**Task statement:**
Transcribe all of the records word for word, but omit the pictures.

**Data records:**
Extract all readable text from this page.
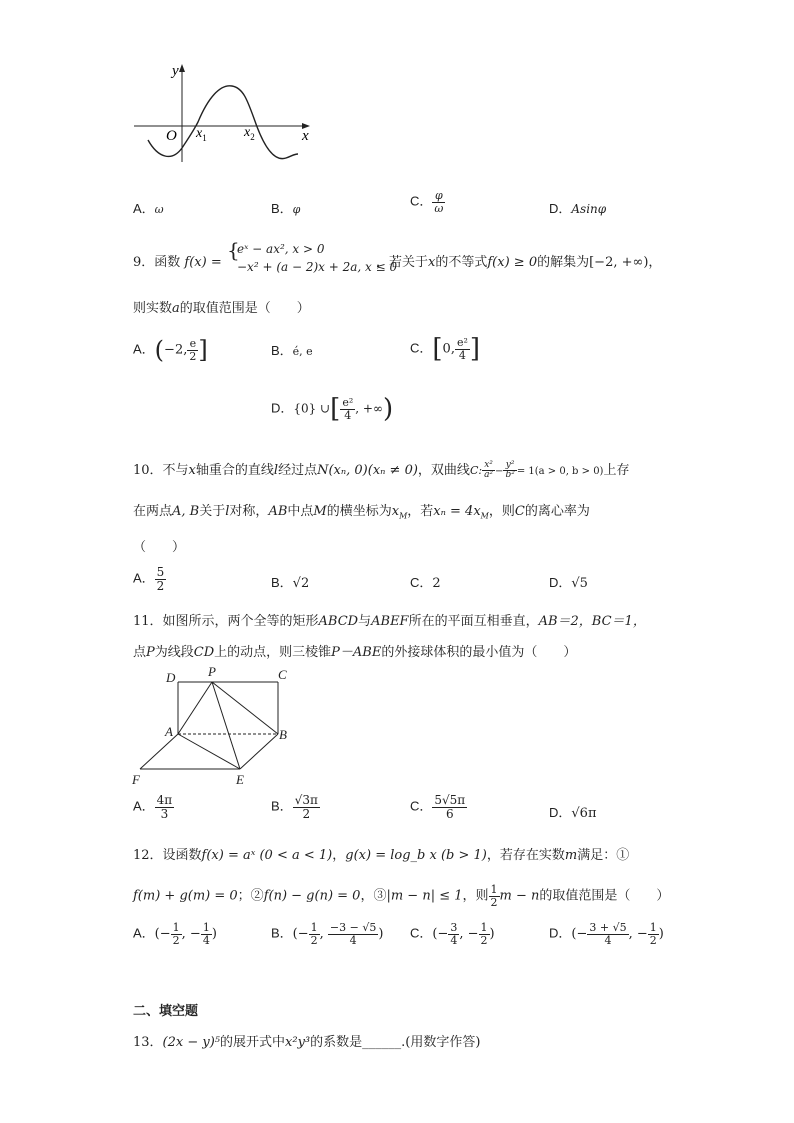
y
O $x_1$	$x_2$	x
A．ω	B．φ
C． $\frac{\varphi}{\omega}$	D．Asinφ
9．函数 f(x) =
{
eˣ − ax², x > 0
−x² + (a − 2)x + 2a, x ≤ 0
，若关于x的不等式f(x) ≥ 0的解集为[−2, +∞)，
则实数a的取值范围是（　　）
A．(−2, $\frac{e}{2}$ ]	B．é, e	C．[0, $\frac{\text{e²}}{4}$ ]
D．{0} ∪[ $\frac{\text{e²}}{4}$ , +∞)
10．不与x轴重合的直线l经过点N(xₙ, 0)(xₙ ≠ 0)，双曲线C: $\frac{\text{x²}}{\text{a²}} - \frac{\text{y²}}{\text{b²}} = 1(a > 0$, b > 0)上存
在两点A, B关于l对称，AB中点M的横坐标为$x_M$，若$x_n = 4x_M$，则C的离心率为
（　　）
A． $\frac{5}{2}$	B．√2	C．2	D．√5
11．如图所示，两个全等的矩形ABCD与ABEF所在的平面互相垂直，AB＝2，BC＝1，
点P为线段CD上的动点，则三棱锥P－ABE的外接球体积的最小值为（　　）
D	P	C
A	B
F	E
A． $\frac{4\pi}{3}$	B． $\frac{√3\pi}{2}$	C． $\frac{5√5\pi}{6}$	D．√6π
12．设函数f(x) = aˣ (0 < a < 1)，g(x) = log_b x (b > 1)，若存在实数m满足：①
f(m) + g(m) = 0；②f(n) − g(n) = 0，③|m − n| ≤ 1，则 $\frac{1}{2}$ m − n的取值范围是（　　）
A．(− $\frac{1}{2}$ , − $\frac{1}{4}$ )	B．(− $\frac{1}{2}$ , $\frac{-3 - √5}{4}$ ) C．(− $\frac{3}{4}$ , − $\frac{1}{2}$ )	D．(− $\frac{3 + √5}{4}$ , − $\frac{1}{2}$ )
二、填空题
13．(2x − y)⁵的展开式中x²y³的系数是______.(用数字作答)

**Expected answer:**
Extract all readable text from this page.
y
O $x_1$	$x_2$	x
A．ω	B．φ
C． $\frac{\varphi}{\omega}$	D．Asinφ
9．函数 f(x) =
{
eˣ − ax², x > 0
−x² + (a − 2)x + 2a, x ≤ 0
，若关于x的不等式f(x) ≥ 0的解集为[−2, +∞)，
则实数a的取值范围是（　　）
A．(−2, $\frac{e}{2}$ ]	B．é, e	C．[0, $\frac{\text{e²}}{4}$ ]
D．{0} ∪[ $\frac{\text{e²}}{4}$ , +∞)
10．不与x轴重合的直线l经过点N(xₙ, 0)(xₙ ≠ 0)，双曲线C: $\frac{\text{x²}}{\text{a²}} - \frac{\text{y²}}{\text{b²}} = 1(a > 0$, b > 0)上存
在两点A, B关于l对称，AB中点M的横坐标为$x_M$，若$x_n = 4x_M$，则C的离心率为
（　　）
A． $\frac{5}{2}$	B．√2	C．2	D．√5
11．如图所示，两个全等的矩形ABCD与ABEF所在的平面互相垂直，AB＝2，BC＝1，
点P为线段CD上的动点，则三棱锥P－ABE的外接球体积的最小值为（　　）
D	P	C
A	B
F	E
A． $\frac{4\pi}{3}$	B． $\frac{√3\pi}{2}$	C． $\frac{5√5\pi}{6}$	D．√6π
12．设函数f(x) = aˣ (0 < a < 1)，g(x) = log_b x (b > 1)，若存在实数m满足：①
f(m) + g(m) = 0；②f(n) − g(n) = 0，③|m − n| ≤ 1，则 $\frac{1}{2}$ m − n的取值范围是（　　）
A．(− $\frac{1}{2}$ , − $\frac{1}{4}$ )	B．(− $\frac{1}{2}$ , $\frac{-3 - √5}{4}$ ) C．(− $\frac{3}{4}$ , − $\frac{1}{2}$ )	D．(− $\frac{3 + √5}{4}$ , − $\frac{1}{2}$ )
二、填空题
13．(2x − y)⁵的展开式中x²y³的系数是______.(用数字作答)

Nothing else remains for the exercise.